## EXERCISE INSTRUCTIONS
Separate out the lines that hold "arte".

## DATASET EXCERPTS
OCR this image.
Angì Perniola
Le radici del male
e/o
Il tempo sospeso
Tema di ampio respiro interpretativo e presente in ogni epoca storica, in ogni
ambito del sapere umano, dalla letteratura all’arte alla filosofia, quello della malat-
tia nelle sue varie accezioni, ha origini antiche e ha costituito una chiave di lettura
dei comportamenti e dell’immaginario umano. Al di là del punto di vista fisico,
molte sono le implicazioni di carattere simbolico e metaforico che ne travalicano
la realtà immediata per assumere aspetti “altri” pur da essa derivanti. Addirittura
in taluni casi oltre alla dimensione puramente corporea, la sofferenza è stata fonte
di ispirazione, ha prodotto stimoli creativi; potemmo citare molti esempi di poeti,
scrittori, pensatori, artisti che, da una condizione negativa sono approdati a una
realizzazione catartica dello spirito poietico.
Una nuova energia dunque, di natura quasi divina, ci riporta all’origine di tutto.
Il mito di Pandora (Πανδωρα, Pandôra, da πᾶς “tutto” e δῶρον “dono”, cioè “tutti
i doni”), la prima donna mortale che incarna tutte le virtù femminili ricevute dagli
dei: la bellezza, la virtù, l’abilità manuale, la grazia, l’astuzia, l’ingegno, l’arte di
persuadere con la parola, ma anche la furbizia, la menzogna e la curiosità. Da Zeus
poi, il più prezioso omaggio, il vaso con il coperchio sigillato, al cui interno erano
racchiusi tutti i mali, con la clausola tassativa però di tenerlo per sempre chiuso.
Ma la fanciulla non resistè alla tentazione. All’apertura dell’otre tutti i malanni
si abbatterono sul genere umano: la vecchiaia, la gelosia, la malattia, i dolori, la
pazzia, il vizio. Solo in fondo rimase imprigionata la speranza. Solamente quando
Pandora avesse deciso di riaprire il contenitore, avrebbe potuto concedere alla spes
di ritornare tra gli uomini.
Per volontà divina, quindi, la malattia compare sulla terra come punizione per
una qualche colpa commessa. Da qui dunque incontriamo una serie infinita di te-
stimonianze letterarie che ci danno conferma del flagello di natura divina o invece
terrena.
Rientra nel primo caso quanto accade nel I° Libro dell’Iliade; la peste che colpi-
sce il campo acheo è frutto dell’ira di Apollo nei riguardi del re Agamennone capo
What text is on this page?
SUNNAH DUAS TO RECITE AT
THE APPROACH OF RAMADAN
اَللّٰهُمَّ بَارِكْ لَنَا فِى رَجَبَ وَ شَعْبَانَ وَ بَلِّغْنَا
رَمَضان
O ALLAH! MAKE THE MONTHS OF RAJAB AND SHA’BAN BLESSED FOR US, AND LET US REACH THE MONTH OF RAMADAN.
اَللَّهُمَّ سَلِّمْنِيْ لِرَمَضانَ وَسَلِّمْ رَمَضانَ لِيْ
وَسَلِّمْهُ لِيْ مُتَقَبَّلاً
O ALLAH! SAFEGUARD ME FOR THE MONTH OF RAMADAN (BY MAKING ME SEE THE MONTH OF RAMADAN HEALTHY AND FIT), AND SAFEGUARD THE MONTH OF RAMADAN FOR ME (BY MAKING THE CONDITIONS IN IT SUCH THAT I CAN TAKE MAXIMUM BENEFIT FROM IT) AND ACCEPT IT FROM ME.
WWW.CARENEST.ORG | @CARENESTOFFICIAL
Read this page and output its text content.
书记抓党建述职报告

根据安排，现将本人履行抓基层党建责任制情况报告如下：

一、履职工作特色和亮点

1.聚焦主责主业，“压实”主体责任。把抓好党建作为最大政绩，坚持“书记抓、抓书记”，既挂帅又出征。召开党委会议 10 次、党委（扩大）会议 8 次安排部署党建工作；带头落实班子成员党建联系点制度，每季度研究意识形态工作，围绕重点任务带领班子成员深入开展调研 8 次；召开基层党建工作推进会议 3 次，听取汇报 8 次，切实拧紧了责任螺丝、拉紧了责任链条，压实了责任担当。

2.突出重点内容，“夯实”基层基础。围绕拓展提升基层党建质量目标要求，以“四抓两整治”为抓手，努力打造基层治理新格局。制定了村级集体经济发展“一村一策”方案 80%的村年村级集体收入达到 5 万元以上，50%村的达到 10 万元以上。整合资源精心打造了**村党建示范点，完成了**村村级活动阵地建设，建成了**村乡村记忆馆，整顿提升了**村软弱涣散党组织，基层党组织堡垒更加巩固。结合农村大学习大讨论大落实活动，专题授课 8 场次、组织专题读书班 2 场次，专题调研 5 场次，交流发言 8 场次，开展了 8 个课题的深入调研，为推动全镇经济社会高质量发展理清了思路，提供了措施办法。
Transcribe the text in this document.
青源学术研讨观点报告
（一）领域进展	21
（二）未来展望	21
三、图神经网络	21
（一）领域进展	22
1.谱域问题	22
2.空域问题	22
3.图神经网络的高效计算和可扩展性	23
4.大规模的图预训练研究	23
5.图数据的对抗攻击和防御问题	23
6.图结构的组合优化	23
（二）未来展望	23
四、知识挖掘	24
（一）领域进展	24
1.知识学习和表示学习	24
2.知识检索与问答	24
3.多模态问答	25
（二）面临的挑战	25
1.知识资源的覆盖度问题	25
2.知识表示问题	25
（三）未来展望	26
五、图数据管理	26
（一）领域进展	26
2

## ANSWER TO THE TASK
ambito del sapere umano, dalla letteratura all’arte alla filosofia, quello della malat-
dei: la bellezza, la virtù, l’abilità manuale, la grazia, l’astuzia, l’ingegno, l’arte di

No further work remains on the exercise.